Structured figure records
## Start

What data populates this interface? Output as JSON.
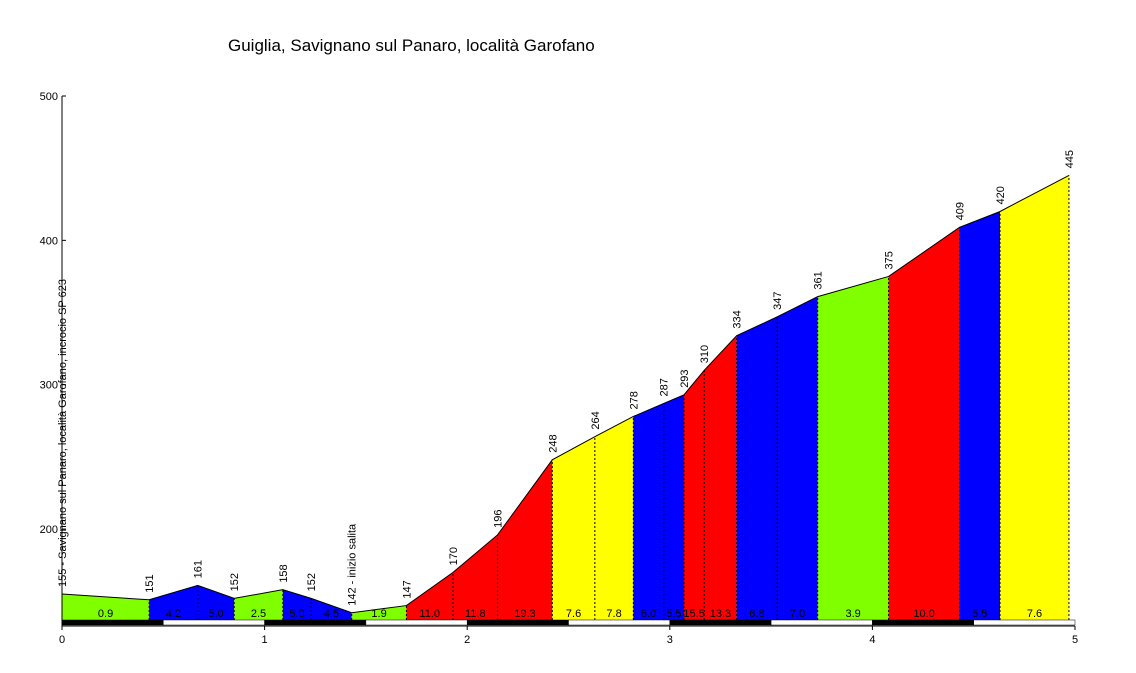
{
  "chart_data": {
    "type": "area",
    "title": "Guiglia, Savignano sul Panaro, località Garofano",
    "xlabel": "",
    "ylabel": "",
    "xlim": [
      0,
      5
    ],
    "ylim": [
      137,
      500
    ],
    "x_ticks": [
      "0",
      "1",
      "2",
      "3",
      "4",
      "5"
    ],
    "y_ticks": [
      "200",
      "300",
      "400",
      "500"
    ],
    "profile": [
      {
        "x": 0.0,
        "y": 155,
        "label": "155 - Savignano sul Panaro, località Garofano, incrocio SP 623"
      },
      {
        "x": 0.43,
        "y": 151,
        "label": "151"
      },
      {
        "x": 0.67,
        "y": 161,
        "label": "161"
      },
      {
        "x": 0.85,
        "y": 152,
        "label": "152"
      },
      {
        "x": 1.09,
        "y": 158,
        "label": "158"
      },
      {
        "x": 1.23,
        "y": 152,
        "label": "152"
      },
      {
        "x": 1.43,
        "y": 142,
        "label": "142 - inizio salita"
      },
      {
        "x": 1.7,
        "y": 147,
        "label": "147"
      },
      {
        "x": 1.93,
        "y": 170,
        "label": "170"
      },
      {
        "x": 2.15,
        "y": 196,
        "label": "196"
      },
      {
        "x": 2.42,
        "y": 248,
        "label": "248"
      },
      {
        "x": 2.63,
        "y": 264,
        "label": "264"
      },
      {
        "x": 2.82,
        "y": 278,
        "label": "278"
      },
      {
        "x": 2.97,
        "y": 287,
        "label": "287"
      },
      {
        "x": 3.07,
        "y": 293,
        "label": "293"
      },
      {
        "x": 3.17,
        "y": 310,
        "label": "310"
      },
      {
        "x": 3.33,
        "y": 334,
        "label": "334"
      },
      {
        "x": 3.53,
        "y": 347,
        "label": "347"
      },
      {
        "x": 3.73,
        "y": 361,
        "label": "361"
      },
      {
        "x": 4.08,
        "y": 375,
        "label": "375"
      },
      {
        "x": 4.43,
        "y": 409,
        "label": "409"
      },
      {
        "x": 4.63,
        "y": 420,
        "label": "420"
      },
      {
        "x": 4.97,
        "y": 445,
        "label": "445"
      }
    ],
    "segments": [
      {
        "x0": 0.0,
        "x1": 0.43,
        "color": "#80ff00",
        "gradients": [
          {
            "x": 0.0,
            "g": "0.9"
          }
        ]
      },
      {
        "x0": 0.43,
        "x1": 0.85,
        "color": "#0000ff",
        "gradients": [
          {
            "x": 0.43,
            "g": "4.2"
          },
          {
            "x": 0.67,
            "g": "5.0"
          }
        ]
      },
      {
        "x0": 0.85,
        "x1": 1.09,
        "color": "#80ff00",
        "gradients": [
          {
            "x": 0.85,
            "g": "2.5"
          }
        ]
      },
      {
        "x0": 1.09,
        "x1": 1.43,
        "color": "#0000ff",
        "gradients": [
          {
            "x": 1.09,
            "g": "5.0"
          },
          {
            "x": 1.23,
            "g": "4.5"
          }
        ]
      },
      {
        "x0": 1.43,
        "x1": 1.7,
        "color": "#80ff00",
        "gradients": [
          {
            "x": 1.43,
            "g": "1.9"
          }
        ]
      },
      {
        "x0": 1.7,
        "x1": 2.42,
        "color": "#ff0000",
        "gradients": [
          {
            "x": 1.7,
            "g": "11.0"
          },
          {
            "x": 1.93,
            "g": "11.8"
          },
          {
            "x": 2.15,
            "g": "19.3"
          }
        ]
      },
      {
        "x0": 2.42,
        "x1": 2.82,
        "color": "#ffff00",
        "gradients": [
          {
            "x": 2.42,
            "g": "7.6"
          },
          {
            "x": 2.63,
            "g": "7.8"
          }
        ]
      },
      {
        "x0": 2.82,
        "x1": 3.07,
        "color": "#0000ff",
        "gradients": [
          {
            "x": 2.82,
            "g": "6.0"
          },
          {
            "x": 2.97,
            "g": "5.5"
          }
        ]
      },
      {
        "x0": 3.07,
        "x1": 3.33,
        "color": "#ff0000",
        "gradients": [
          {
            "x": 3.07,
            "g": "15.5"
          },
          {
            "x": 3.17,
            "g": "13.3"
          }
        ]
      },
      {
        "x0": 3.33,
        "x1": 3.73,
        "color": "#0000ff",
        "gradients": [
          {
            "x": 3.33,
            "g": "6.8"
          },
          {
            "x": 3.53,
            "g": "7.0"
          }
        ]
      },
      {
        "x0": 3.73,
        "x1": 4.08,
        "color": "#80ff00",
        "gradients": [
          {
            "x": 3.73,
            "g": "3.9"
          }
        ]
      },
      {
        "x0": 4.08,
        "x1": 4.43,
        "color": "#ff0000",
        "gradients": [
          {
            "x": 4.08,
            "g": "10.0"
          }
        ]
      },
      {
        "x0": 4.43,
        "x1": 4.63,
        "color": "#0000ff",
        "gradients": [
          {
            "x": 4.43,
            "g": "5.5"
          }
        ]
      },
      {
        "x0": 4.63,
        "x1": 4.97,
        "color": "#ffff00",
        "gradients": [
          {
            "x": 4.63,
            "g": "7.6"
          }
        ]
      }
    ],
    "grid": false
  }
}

## End
## Start

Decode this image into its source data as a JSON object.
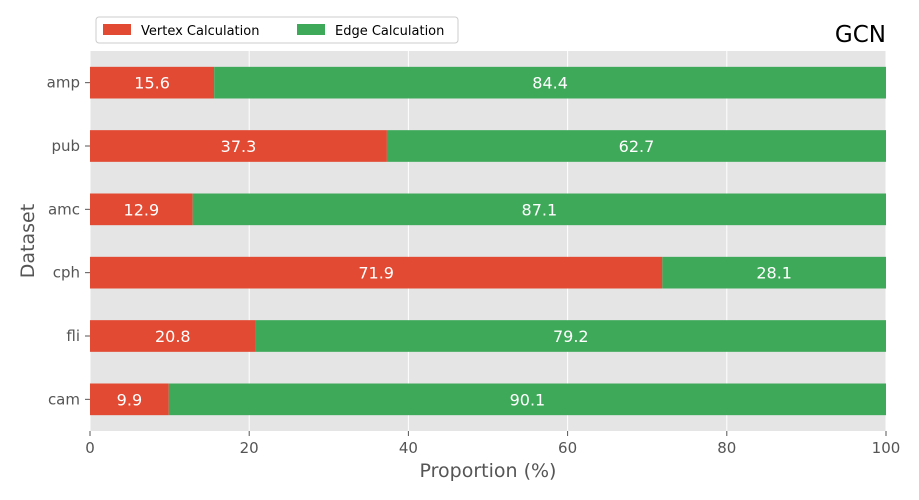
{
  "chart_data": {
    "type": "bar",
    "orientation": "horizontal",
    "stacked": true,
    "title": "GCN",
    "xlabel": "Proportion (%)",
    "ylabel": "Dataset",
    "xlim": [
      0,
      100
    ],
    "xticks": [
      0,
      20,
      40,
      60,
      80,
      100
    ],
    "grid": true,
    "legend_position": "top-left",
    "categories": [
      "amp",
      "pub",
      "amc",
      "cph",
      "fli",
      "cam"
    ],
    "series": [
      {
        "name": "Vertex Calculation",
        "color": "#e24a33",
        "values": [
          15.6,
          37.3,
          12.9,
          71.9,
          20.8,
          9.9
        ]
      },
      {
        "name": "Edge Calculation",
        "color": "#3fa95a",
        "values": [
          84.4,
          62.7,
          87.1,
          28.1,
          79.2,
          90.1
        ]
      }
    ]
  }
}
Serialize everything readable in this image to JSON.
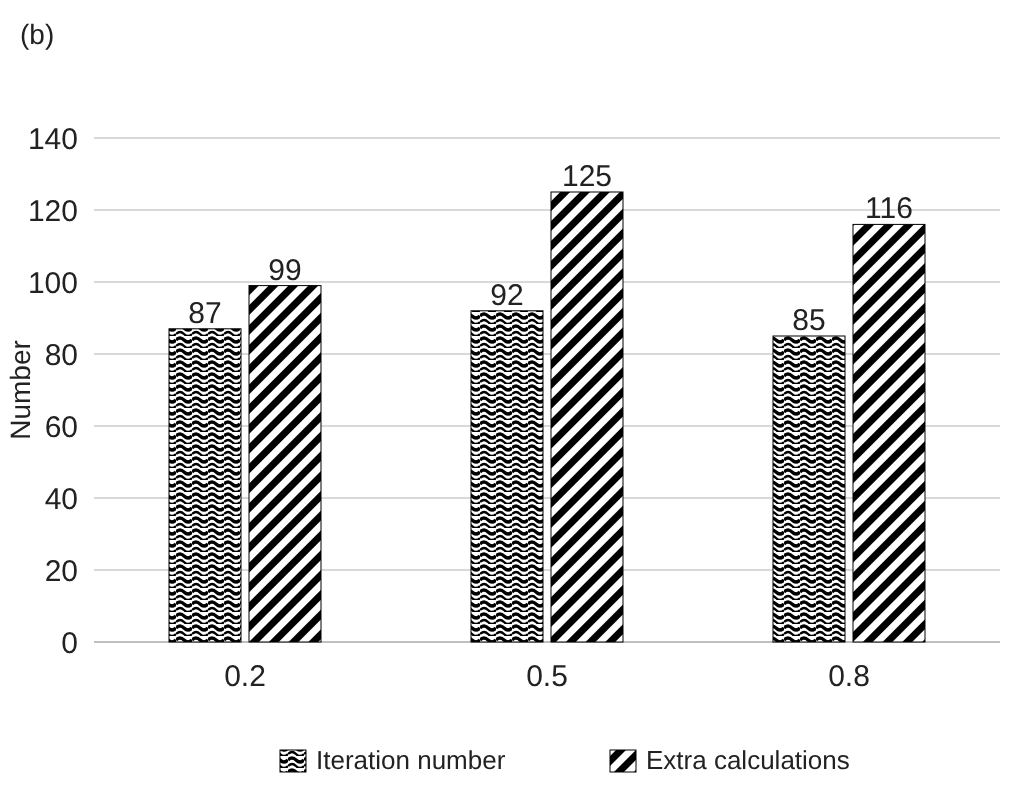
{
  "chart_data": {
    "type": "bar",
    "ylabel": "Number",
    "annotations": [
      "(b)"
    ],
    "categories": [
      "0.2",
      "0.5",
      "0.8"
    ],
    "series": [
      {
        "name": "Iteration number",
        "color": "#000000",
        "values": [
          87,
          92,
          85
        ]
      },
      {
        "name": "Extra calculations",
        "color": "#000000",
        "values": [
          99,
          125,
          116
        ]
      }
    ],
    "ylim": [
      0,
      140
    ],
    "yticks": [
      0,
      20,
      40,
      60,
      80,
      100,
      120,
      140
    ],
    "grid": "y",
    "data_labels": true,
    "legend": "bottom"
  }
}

## End
## Start

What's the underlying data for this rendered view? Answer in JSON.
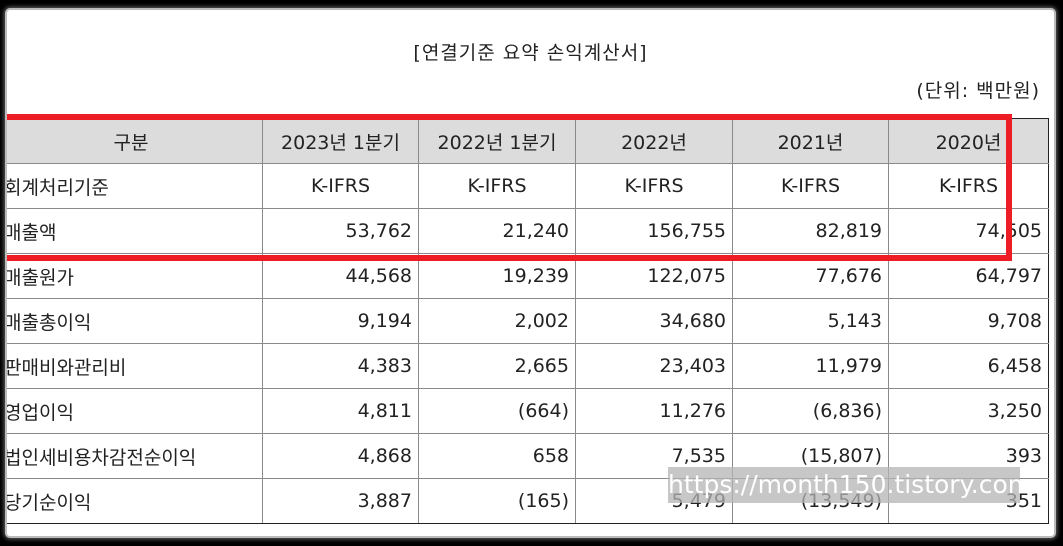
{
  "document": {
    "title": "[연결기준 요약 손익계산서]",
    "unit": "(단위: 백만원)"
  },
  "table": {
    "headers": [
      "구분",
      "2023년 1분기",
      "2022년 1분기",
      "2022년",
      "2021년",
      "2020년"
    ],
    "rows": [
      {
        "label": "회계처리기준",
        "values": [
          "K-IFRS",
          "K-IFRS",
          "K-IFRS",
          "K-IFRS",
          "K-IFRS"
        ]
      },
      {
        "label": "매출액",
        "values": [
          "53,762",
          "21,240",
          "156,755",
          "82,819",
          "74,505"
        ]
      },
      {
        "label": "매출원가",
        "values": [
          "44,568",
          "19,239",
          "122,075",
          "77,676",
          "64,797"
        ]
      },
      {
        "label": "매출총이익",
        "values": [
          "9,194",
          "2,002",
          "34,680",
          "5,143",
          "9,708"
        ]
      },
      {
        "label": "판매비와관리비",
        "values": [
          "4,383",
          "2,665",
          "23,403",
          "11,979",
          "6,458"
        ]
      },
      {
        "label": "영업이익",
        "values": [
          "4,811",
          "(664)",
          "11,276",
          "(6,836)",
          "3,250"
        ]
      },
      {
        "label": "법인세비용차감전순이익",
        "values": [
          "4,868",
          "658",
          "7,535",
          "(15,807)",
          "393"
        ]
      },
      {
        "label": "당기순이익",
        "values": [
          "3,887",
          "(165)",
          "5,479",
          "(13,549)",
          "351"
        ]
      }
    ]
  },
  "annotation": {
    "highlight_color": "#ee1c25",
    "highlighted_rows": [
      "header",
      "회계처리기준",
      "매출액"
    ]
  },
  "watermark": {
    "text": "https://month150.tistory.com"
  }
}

## End

Objective >> Determine the number of lines in the listing that contain the string "Panaro". Write that number and nothing else.

Task response >> 2